PROMPT:
Return the full listing exactly as it is written.

SUPPLIED ENTRIES:
Start

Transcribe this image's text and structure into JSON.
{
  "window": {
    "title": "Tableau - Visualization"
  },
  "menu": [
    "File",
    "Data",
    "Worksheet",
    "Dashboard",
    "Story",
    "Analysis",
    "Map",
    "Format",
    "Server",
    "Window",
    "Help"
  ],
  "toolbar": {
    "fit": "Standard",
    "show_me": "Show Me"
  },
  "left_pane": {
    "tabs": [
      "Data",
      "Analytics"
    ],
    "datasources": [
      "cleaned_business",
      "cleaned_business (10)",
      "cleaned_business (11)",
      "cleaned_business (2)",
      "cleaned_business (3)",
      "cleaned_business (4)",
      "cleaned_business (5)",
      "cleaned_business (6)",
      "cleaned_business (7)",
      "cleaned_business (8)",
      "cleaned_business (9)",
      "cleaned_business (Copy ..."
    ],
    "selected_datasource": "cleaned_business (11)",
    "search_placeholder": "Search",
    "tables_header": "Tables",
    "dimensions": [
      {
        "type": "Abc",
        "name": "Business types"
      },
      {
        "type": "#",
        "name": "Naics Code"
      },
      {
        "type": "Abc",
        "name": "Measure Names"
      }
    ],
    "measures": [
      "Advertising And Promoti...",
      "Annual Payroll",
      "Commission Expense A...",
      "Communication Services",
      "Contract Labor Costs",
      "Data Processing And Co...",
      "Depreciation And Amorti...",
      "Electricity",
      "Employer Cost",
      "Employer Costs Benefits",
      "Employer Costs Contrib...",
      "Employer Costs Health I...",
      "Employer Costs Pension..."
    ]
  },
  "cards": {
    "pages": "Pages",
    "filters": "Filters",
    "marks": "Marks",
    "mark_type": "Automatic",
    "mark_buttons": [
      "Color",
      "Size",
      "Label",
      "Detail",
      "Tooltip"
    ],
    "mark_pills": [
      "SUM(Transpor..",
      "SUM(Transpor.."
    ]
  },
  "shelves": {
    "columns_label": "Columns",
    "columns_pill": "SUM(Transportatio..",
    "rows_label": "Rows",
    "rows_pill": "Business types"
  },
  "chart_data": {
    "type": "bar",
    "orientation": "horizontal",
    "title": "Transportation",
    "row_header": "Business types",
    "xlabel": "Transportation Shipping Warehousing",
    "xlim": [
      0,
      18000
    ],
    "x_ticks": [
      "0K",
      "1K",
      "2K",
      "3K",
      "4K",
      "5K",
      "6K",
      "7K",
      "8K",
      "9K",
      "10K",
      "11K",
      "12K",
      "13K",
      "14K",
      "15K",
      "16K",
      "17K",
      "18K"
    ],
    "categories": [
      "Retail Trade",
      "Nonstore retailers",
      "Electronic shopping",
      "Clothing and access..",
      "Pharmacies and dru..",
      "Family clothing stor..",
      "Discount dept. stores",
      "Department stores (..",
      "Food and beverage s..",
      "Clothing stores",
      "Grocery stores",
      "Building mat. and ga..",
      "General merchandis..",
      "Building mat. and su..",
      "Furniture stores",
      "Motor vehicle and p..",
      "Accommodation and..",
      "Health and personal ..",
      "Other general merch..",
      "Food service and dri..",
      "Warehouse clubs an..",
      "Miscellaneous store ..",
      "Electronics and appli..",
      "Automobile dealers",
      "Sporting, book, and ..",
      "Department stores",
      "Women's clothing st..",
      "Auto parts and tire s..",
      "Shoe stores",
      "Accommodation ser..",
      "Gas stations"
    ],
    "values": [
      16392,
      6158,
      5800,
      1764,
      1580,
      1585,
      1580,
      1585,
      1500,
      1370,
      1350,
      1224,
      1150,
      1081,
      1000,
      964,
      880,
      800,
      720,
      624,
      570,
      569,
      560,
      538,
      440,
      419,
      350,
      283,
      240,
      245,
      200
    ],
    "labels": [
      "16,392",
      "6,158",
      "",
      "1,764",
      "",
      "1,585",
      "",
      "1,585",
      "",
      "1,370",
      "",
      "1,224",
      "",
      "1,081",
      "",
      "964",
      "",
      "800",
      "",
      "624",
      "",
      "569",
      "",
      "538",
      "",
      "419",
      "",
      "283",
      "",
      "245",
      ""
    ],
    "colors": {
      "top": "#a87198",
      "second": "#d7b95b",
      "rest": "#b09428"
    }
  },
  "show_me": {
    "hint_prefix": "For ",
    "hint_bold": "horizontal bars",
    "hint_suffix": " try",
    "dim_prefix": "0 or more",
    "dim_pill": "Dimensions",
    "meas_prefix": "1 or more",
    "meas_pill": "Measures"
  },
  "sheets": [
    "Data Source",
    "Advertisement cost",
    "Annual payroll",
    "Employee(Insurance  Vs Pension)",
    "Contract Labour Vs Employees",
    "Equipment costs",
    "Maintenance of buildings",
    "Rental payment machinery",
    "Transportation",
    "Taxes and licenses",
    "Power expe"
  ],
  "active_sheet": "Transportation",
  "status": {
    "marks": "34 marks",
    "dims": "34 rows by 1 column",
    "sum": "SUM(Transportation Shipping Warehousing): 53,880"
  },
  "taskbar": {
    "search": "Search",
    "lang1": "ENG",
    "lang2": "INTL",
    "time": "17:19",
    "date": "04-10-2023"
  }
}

End

WRITTEN RESPONSE:
Transcribe this image's text and structure into JSON.
{
  "window": {
    "title": "Tableau - Visualization"
  },
  "menu": [
    "File",
    "Data",
    "Worksheet",
    "Dashboard",
    "Story",
    "Analysis",
    "Map",
    "Format",
    "Server",
    "Window",
    "Help"
  ],
  "toolbar": {
    "fit": "Standard",
    "show_me": "Show Me"
  },
  "left_pane": {
    "tabs": [
      "Data",
      "Analytics"
    ],
    "datasources": [
      "cleaned_business",
      "cleaned_business (10)",
      "cleaned_business (11)",
      "cleaned_business (2)",
      "cleaned_business (3)",
      "cleaned_business (4)",
      "cleaned_business (5)",
      "cleaned_business (6)",
      "cleaned_business (7)",
      "cleaned_business (8)",
      "cleaned_business (9)",
      "cleaned_business (Copy ..."
    ],
    "selected_datasource": "cleaned_business (11)",
    "search_placeholder": "Search",
    "tables_header": "Tables",
    "dimensions": [
      {
        "type": "Abc",
        "name": "Business types"
      },
      {
        "type": "#",
        "name": "Naics Code"
      },
      {
        "type": "Abc",
        "name": "Measure Names"
      }
    ],
    "measures": [
      "Advertising And Promoti...",
      "Annual Payroll",
      "Commission Expense A...",
      "Communication Services",
      "Contract Labor Costs",
      "Data Processing And Co...",
      "Depreciation And Amorti...",
      "Electricity",
      "Employer Cost",
      "Employer Costs Benefits",
      "Employer Costs Contrib...",
      "Employer Costs Health I...",
      "Employer Costs Pension..."
    ]
  },
  "cards": {
    "pages": "Pages",
    "filters": "Filters",
    "marks": "Marks",
    "mark_type": "Automatic",
    "mark_buttons": [
      "Color",
      "Size",
      "Label",
      "Detail",
      "Tooltip"
    ],
    "mark_pills": [
      "SUM(Transpor..",
      "SUM(Transpor.."
    ]
  },
  "shelves": {
    "columns_label": "Columns",
    "columns_pill": "SUM(Transportatio..",
    "rows_label": "Rows",
    "rows_pill": "Business types"
  },
  "chart_data": {
    "type": "bar",
    "orientation": "horizontal",
    "title": "Transportation",
    "row_header": "Business types",
    "xlabel": "Transportation Shipping Warehousing",
    "xlim": [
      0,
      18000
    ],
    "x_ticks": [
      "0K",
      "1K",
      "2K",
      "3K",
      "4K",
      "5K",
      "6K",
      "7K",
      "8K",
      "9K",
      "10K",
      "11K",
      "12K",
      "13K",
      "14K",
      "15K",
      "16K",
      "17K",
      "18K"
    ],
    "categories": [
      "Retail Trade",
      "Nonstore retailers",
      "Electronic shopping",
      "Clothing and access..",
      "Pharmacies and dru..",
      "Family clothing stor..",
      "Discount dept. stores",
      "Department stores (..",
      "Food and beverage s..",
      "Clothing stores",
      "Grocery stores",
      "Building mat. and ga..",
      "General merchandis..",
      "Building mat. and su..",
      "Furniture stores",
      "Motor vehicle and p..",
      "Accommodation and..",
      "Health and personal ..",
      "Other general merch..",
      "Food service and dri..",
      "Warehouse clubs an..",
      "Miscellaneous store ..",
      "Electronics and appli..",
      "Automobile dealers",
      "Sporting, book, and ..",
      "Department stores",
      "Women's clothing st..",
      "Auto parts and tire s..",
      "Shoe stores",
      "Accommodation ser..",
      "Gas stations"
    ],
    "values": [
      16392,
      6158,
      5800,
      1764,
      1580,
      1585,
      1580,
      1585,
      1500,
      1370,
      1350,
      1224,
      1150,
      1081,
      1000,
      964,
      880,
      800,
      720,
      624,
      570,
      569,
      560,
      538,
      440,
      419,
      350,
      283,
      240,
      245,
      200
    ],
    "labels": [
      "16,392",
      "6,158",
      "",
      "1,764",
      "",
      "1,585",
      "",
      "1,585",
      "",
      "1,370",
      "",
      "1,224",
      "",
      "1,081",
      "",
      "964",
      "",
      "800",
      "",
      "624",
      "",
      "569",
      "",
      "538",
      "",
      "419",
      "",
      "283",
      "",
      "245",
      ""
    ],
    "colors": {
      "top": "#a87198",
      "second": "#d7b95b",
      "rest": "#b09428"
    }
  },
  "show_me": {
    "hint_prefix": "For ",
    "hint_bold": "horizontal bars",
    "hint_suffix": " try",
    "dim_prefix": "0 or more",
    "dim_pill": "Dimensions",
    "meas_prefix": "1 or more",
    "meas_pill": "Measures"
  },
  "sheets": [
    "Data Source",
    "Advertisement cost",
    "Annual payroll",
    "Employee(Insurance  Vs Pension)",
    "Contract Labour Vs Employees",
    "Equipment costs",
    "Maintenance of buildings",
    "Rental payment machinery",
    "Transportation",
    "Taxes and licenses",
    "Power expe"
  ],
  "active_sheet": "Transportation",
  "status": {
    "marks": "34 marks",
    "dims": "34 rows by 1 column",
    "sum": "SUM(Transportation Shipping Warehousing): 53,880"
  },
  "taskbar": {
    "search": "Search",
    "lang1": "ENG",
    "lang2": "INTL",
    "time": "17:19",
    "date": "04-10-2023"
  }
}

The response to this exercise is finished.